— begin RECORDS PROVIDED —

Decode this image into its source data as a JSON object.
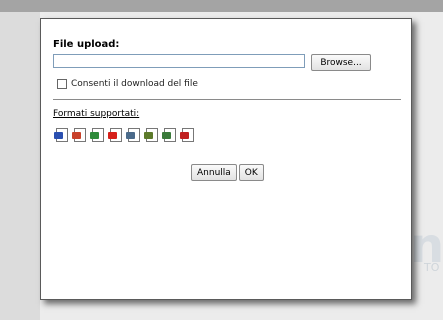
{
  "background": {
    "partial_text": "n",
    "partial_text_small": "TO"
  },
  "dialog": {
    "title": "File upload:",
    "file_input": {
      "value": "",
      "placeholder": ""
    },
    "browse_label": "Browse...",
    "checkbox_label": "Consenti il download del file",
    "checkbox_checked": false,
    "formats_link": "Formati supportati:",
    "format_icons": [
      {
        "name": "word-doc-icon",
        "color": "#2a4fb0"
      },
      {
        "name": "powerpoint-doc-icon",
        "color": "#c8412a"
      },
      {
        "name": "excel-doc-icon",
        "color": "#2e8b3a"
      },
      {
        "name": "pdf-doc-icon",
        "color": "#d6201a"
      },
      {
        "name": "png-image-icon",
        "color": "#4a6a8a"
      },
      {
        "name": "jpg-image-icon",
        "color": "#5c7a2a"
      },
      {
        "name": "gif-image-icon",
        "color": "#3a7a3a"
      },
      {
        "name": "generic-file-icon",
        "color": "#c02020"
      }
    ],
    "cancel_label": "Annulla",
    "ok_label": "OK"
  }
}
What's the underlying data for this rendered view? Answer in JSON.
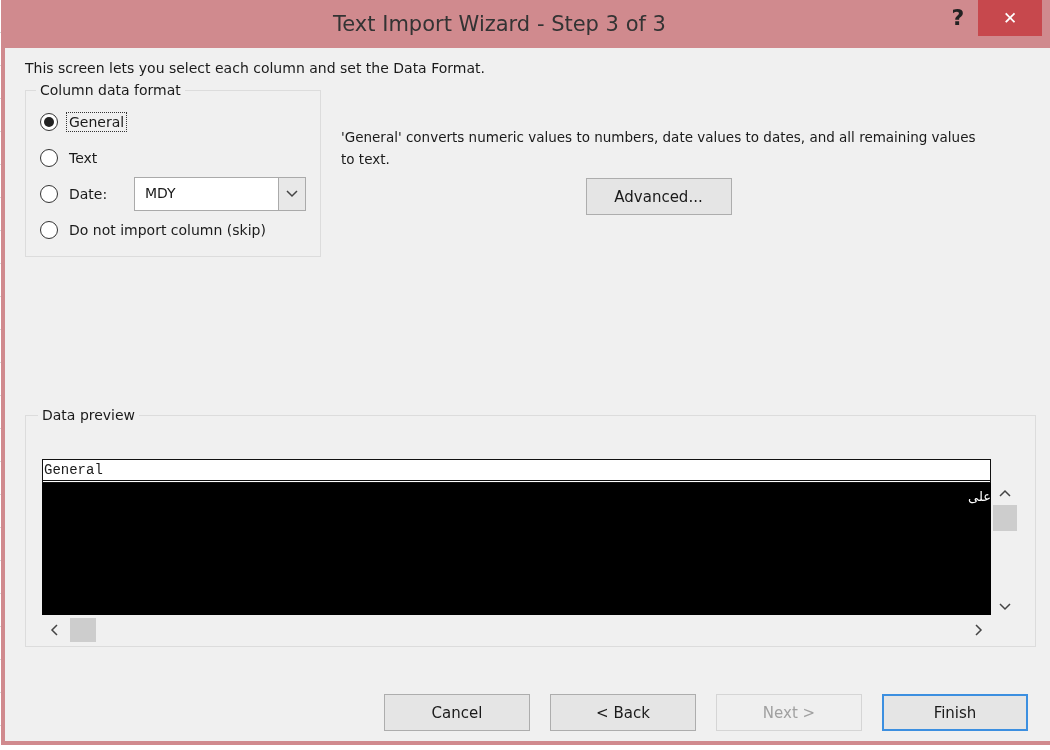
{
  "window": {
    "title": "Text Import Wizard - Step 3 of 3",
    "help": "?",
    "close": "✕"
  },
  "intro": "This screen lets you select each column and set the Data Format.",
  "column_format": {
    "legend": "Column data format",
    "options": [
      {
        "label": "General",
        "selected": true
      },
      {
        "label": "Text",
        "selected": false
      },
      {
        "label": "Date:",
        "selected": false,
        "kind": "date",
        "value": "MDY"
      },
      {
        "label": "Do not import column (skip)",
        "selected": false
      }
    ]
  },
  "description": "'General' converts numeric values to numbers, date values to dates, and all remaining values to text.",
  "advanced_button": "Advanced...",
  "preview": {
    "legend": "Data preview",
    "header": "General",
    "rows": [
      "على"
    ]
  },
  "buttons": [
    {
      "label": "Cancel",
      "disabled": false,
      "default": false
    },
    {
      "label": "< Back",
      "disabled": false,
      "default": false
    },
    {
      "label": "Next >",
      "disabled": true,
      "default": false
    },
    {
      "label": "Finish",
      "disabled": false,
      "default": true
    }
  ]
}
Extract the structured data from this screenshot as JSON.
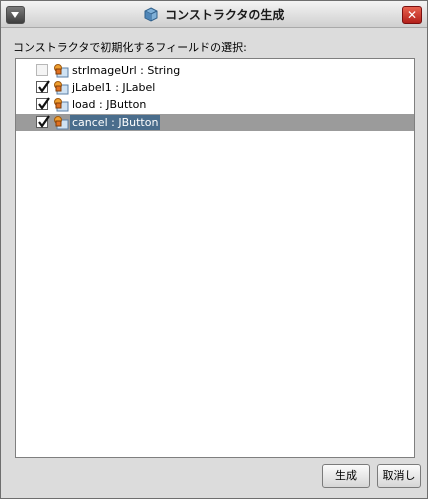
{
  "window": {
    "title": "コンストラクタの生成"
  },
  "prompt": "コンストラクタで初期化するフィールドの選択:",
  "fields": [
    {
      "label": "strImageUrl : String",
      "checked": false,
      "selected": false
    },
    {
      "label": "jLabel1 : JLabel",
      "checked": true,
      "selected": false
    },
    {
      "label": "load : JButton",
      "checked": true,
      "selected": false
    },
    {
      "label": "cancel : JButton",
      "checked": true,
      "selected": true
    }
  ],
  "buttons": {
    "ok_label": "生成",
    "cancel_label": "取消し"
  },
  "colors": {
    "selection_row": "#9b9b9b",
    "selection_label": "#4a6d8c",
    "close_button": "#c9322a"
  }
}
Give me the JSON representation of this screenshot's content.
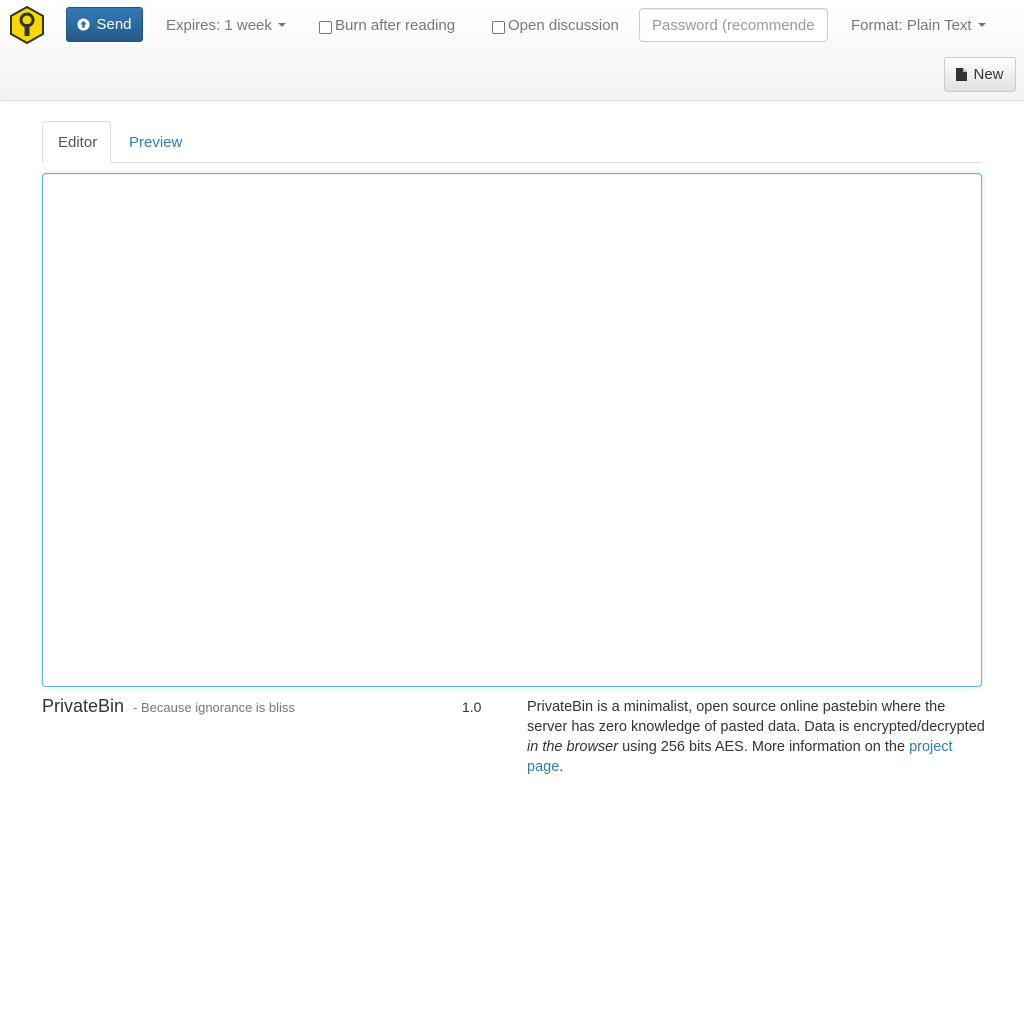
{
  "navbar": {
    "send_label": "Send",
    "expires_label": "Expires: 1 week",
    "burn_label": "Burn after reading",
    "discussion_label": "Open discussion",
    "password_placeholder": "Password (recommended",
    "format_label": "Format: Plain Text",
    "new_label": "New",
    "colors": {
      "logo_fill": "#f5d800",
      "send_bg": "#337ab7",
      "link": "#337ab7"
    }
  },
  "tabs": [
    {
      "label": "Editor",
      "active": true
    },
    {
      "label": "Preview",
      "active": false
    }
  ],
  "editor": {
    "value": ""
  },
  "footer": {
    "brand": "PrivateBin",
    "tagline": "- Because ignorance is bliss",
    "version": "1.0",
    "about_part1": "PrivateBin is a minimalist, open source online pastebin where the server has zero knowledge of pasted data. Data is encrypted/decrypted ",
    "about_italic": "in the browser",
    "about_part2": " using 256 bits AES. More information on the ",
    "about_link": "project page",
    "about_end": "."
  }
}
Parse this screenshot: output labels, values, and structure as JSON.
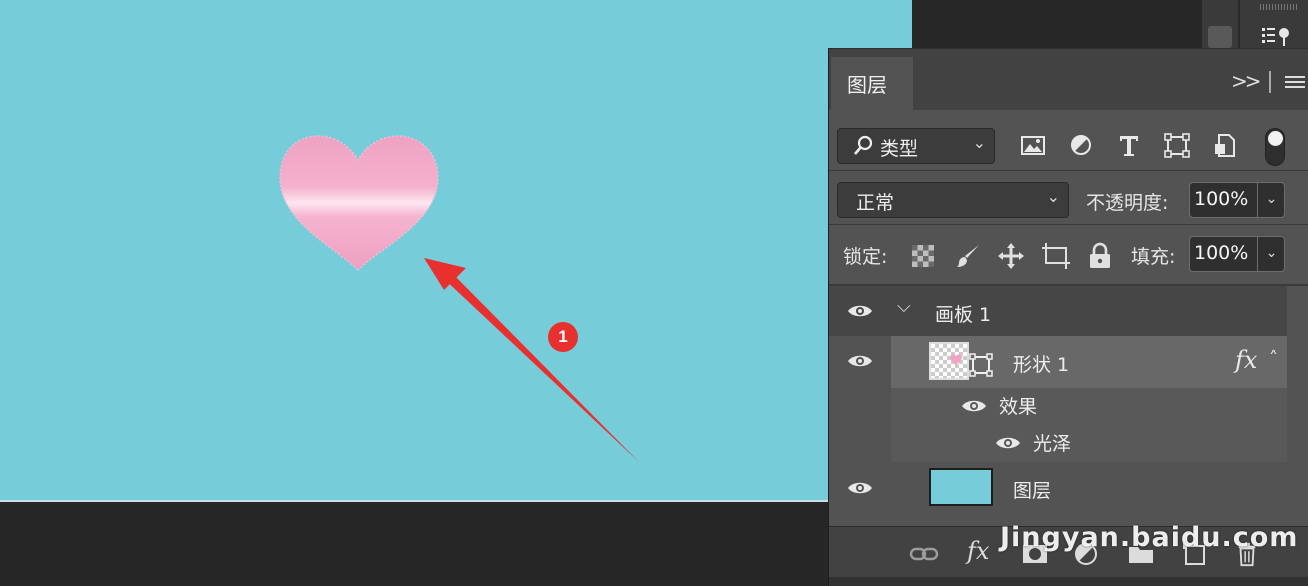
{
  "panel": {
    "tab_label": "图层",
    "filter_label": "类型",
    "blend_mode": "正常",
    "opacity_label": "不透明度:",
    "opacity_value": "100%",
    "lock_label": "锁定:",
    "fill_label": "填充:",
    "fill_value": "100%"
  },
  "layers": {
    "group_name": "画板 1",
    "shape_layer_name": "形状 1",
    "fx_label": "fx",
    "effects_label": "效果",
    "effect_name": "光泽",
    "bg_layer_name": "图层"
  },
  "bottom_bar": {
    "fx_label": "fx"
  },
  "annotation": {
    "badge_number": "1"
  },
  "watermark": "Jingyan.baidu.com",
  "colors": {
    "canvas_bg": "#77ccda",
    "heart_pink": "#f2a6c6",
    "arrow_red": "#e8312f",
    "panel_bg": "#535353",
    "selected_row": "#686868"
  }
}
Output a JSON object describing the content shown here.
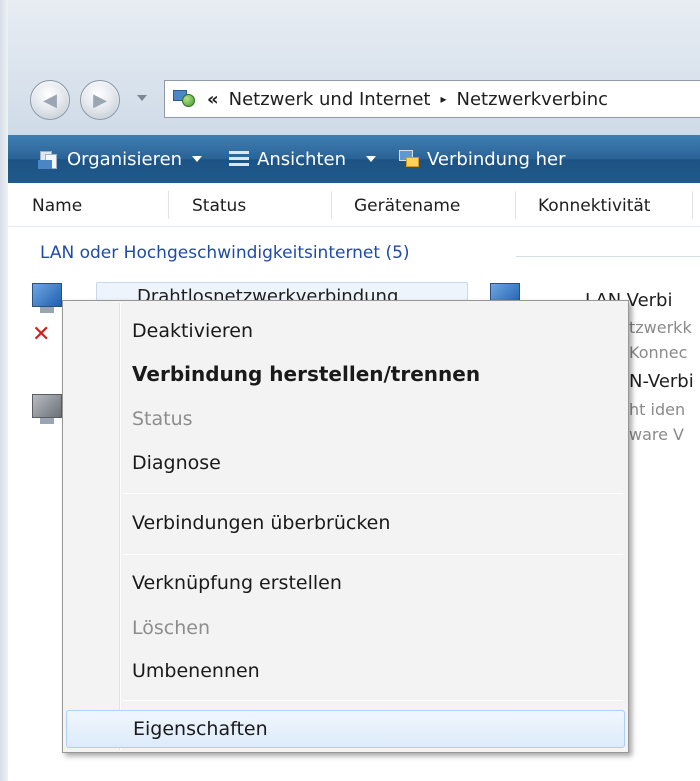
{
  "address_bar": {
    "chevron": "«",
    "crumb1": "Netzwerk und Internet",
    "separator": "▸",
    "crumb2": "Netzwerkverbinc"
  },
  "toolbar": {
    "organize_label": "Organisieren",
    "views_label": "Ansichten",
    "connect_label": "Verbindung her"
  },
  "columns": {
    "name": "Name",
    "status": "Status",
    "device": "Gerätename",
    "connectivity": "Konnektivität"
  },
  "group": {
    "header": "LAN oder Hochgeschwindigkeitsinternet (5)"
  },
  "items": {
    "selected_title": "Drahtlosnetzwerkverbindung",
    "right1_title": "LAN-Verbi",
    "right1_sub1": "tzwerkk",
    "right1_sub2": "Konnec",
    "right2_title": "N-Verbi",
    "right2_sub1": "ht iden",
    "right2_sub2": "ware V"
  },
  "context_menu": {
    "items": [
      {
        "label": "Deaktivieren",
        "state": "normal"
      },
      {
        "label": "Verbindung herstellen/trennen",
        "state": "default"
      },
      {
        "label": "Status",
        "state": "disabled"
      },
      {
        "label": "Diagnose",
        "state": "normal"
      },
      {
        "label": "Verbindungen überbrücken",
        "state": "normal"
      },
      {
        "label": "Verknüpfung erstellen",
        "state": "normal"
      },
      {
        "label": "Löschen",
        "state": "disabled"
      },
      {
        "label": "Umbenennen",
        "state": "normal"
      },
      {
        "label": "Eigenschaften",
        "state": "hover"
      }
    ]
  },
  "colors": {
    "toolbar": "#1f5a8c",
    "group_header": "#1f4aa8",
    "menu_bg": "#f3f3f3",
    "menu_hover": "#dcebfb"
  }
}
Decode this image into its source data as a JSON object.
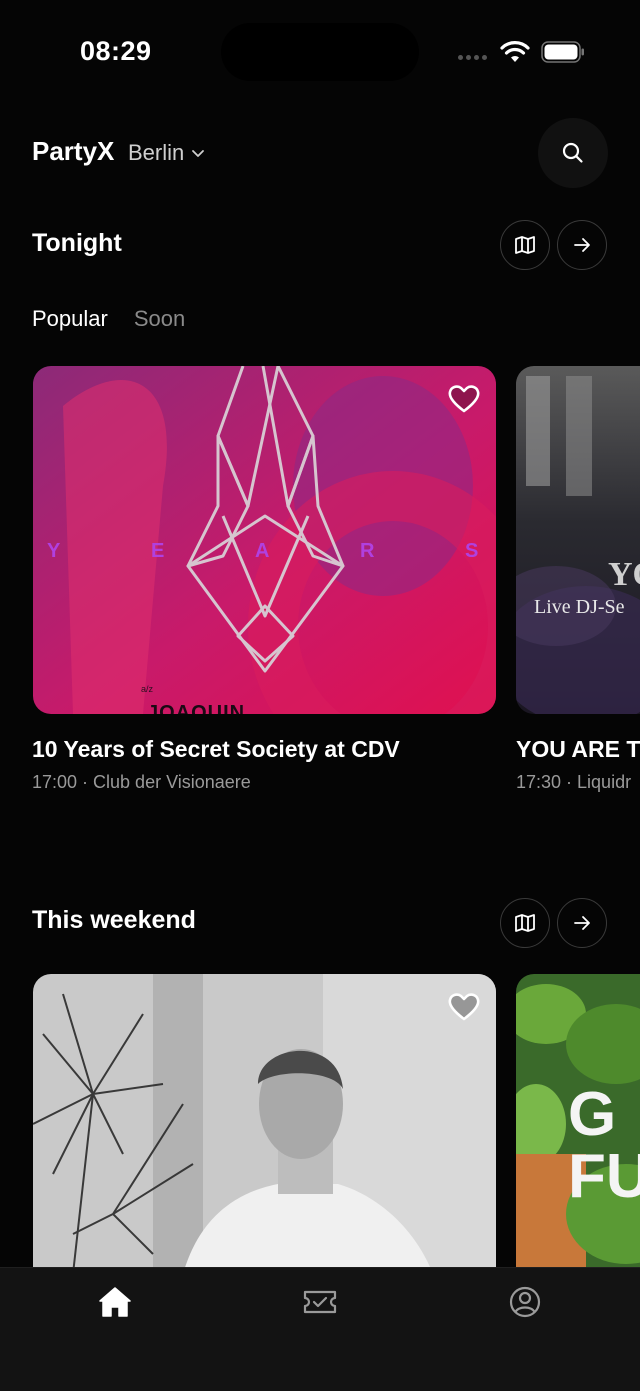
{
  "status_bar": {
    "time": "08:29"
  },
  "header": {
    "app_name": "PartyX",
    "city": "Berlin"
  },
  "sections": [
    {
      "title": "Tonight",
      "tabs": [
        {
          "label": "Popular",
          "active": true
        },
        {
          "label": "Soon",
          "active": false
        }
      ],
      "events": [
        {
          "title": "10 Years of Secret Society at CDV",
          "meta": "17:00 · Club der Visionaere",
          "poster_letters": [
            "Y",
            "E",
            "A",
            "R",
            "S"
          ],
          "poster_small": "a/z",
          "poster_name": "JOAQUIN"
        },
        {
          "title": "YOU ARE T",
          "meta": "17:30 · Liquidr",
          "poster_text": "Live DJ-Se",
          "poster_letters": "YO"
        }
      ]
    },
    {
      "title": "This weekend",
      "events": [
        {
          "title": "",
          "meta": ""
        },
        {
          "title": "",
          "meta": "",
          "poster_letters": [
            "G",
            "FU"
          ]
        }
      ]
    }
  ],
  "colors": {
    "background": "#050505",
    "poster_magenta": "#d4145a",
    "poster_purple": "#7a2e8c",
    "muted_text": "#9a9a9a"
  },
  "icons": {
    "map": "map-icon",
    "arrow": "arrow-right-icon",
    "heart": "heart-icon",
    "search": "search-icon",
    "home": "home-icon",
    "tickets": "ticket-icon",
    "profile": "profile-icon"
  }
}
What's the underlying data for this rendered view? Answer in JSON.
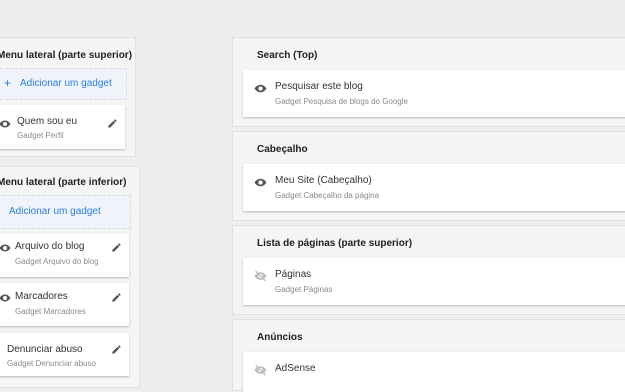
{
  "left_top": {
    "title": "Menu lateral (parte superior)",
    "add_label": "Adicionar um gadget",
    "gadgets": [
      {
        "title": "Quem sou eu",
        "subtitle": "Gadget Perfil",
        "icon": "eye-icon"
      }
    ]
  },
  "left_bottom": {
    "title": "Menu lateral (parte inferior)",
    "add_label": "Adicionar um gadget",
    "gadgets": [
      {
        "title": "Arquivo do blog",
        "subtitle": "Gadget Arquivo do blog",
        "icon": "eye-icon"
      },
      {
        "title": "Marcadores",
        "subtitle": "Gadget Marcadores",
        "icon": "eye-icon"
      },
      {
        "title": "Denunciar abuso",
        "subtitle": "Gadget Denunciar abuso",
        "icon": "eye-icon"
      }
    ]
  },
  "right": {
    "sections": [
      {
        "title": "Search (Top)",
        "gadget": {
          "title": "Pesquisar este blog",
          "subtitle": "Gadget Pesquisa de blogs do Google",
          "icon": "eye-icon"
        }
      },
      {
        "title": "Cabeçalho",
        "gadget": {
          "title": "Meu Site (Cabeçalho)",
          "subtitle": "Gadget Cabeçalho da página",
          "icon": "eye-icon"
        }
      },
      {
        "title": "Lista de páginas (parte superior)",
        "gadget": {
          "title": "Páginas",
          "subtitle": "Gadget Páginas",
          "icon": "eye-off-icon"
        }
      },
      {
        "title": "Anúncios",
        "gadget": {
          "title": "AdSense",
          "subtitle": "",
          "icon": "eye-off-icon"
        }
      }
    ]
  },
  "colors": {
    "accent": "#2a7de1",
    "background": "#eeeeee",
    "section": "#f5f5f5",
    "card": "#ffffff"
  }
}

— end RECORDS PROVIDED —

#### DIRECTION
Check each line of the records for "abuso" and copy the ones that contain it.

#### COMPLETED EXERCISE
        "title": "Denunciar abuso",
        "subtitle": "Gadget Denunciar abuso",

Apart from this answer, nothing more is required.